• [Task requirements]: Pull out each line of the data that includes the word "Channel".

[begin Extracted material]

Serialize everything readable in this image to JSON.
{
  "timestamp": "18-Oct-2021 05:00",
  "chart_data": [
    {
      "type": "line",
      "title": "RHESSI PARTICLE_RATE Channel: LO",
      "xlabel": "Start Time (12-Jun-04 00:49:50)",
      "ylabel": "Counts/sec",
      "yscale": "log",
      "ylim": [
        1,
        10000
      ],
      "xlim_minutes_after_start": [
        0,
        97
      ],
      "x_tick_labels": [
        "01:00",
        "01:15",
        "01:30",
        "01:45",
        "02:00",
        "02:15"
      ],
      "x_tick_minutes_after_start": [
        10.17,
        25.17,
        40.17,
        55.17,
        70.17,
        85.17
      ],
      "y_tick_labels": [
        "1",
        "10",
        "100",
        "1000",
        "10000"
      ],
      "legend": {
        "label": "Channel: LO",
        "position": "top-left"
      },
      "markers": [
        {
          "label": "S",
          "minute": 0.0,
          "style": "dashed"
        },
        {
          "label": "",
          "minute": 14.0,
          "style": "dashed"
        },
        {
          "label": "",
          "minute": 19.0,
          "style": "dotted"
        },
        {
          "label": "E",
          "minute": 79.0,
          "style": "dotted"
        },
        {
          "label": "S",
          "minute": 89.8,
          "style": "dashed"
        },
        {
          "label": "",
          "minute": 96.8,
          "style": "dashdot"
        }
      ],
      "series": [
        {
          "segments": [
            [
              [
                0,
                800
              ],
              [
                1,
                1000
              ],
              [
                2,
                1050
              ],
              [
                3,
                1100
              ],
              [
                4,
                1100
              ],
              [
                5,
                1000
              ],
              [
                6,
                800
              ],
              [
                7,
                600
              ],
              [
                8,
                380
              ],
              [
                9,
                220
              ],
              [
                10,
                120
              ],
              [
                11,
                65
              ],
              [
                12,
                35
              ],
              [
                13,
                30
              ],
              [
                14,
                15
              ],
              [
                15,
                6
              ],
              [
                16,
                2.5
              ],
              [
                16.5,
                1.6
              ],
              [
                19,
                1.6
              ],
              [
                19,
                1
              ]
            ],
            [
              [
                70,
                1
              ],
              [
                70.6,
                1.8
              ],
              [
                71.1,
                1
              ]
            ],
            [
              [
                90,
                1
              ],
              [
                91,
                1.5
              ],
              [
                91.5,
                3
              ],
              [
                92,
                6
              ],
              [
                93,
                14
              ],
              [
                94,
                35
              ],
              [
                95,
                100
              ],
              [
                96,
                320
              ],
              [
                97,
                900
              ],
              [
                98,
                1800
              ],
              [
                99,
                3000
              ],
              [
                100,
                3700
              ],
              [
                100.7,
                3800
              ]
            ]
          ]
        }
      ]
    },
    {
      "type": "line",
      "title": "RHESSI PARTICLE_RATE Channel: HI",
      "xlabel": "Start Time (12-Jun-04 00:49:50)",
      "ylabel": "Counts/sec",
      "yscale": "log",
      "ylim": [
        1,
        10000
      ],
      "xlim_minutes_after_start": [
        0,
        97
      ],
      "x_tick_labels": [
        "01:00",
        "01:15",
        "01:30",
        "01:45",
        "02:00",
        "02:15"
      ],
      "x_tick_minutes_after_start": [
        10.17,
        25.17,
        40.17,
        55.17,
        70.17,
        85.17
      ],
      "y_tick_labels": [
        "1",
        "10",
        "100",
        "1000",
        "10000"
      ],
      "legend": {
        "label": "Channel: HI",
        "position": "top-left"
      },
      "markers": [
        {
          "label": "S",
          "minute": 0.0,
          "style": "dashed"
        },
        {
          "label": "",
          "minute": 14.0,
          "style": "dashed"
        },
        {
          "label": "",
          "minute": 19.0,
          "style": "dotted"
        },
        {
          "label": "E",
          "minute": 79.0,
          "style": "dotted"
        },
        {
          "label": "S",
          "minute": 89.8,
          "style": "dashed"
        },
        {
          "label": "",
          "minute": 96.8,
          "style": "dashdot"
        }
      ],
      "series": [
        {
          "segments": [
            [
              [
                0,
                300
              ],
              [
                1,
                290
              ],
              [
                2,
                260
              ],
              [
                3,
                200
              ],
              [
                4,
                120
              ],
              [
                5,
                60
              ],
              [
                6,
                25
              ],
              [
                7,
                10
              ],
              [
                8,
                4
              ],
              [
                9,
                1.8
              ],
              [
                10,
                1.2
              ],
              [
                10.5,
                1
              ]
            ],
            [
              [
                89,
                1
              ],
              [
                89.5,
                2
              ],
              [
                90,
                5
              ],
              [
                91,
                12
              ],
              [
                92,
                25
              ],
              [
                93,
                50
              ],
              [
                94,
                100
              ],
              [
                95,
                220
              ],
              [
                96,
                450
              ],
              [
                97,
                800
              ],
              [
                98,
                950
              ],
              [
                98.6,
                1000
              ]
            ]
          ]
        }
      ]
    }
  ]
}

[end Extracted material]

• [Completed exercise]:
      "title": "RHESSI PARTICLE_RATE Channel: LO",
        "label": "Channel: LO",
      "title": "RHESSI PARTICLE_RATE Channel: HI",
        "label": "Channel: HI",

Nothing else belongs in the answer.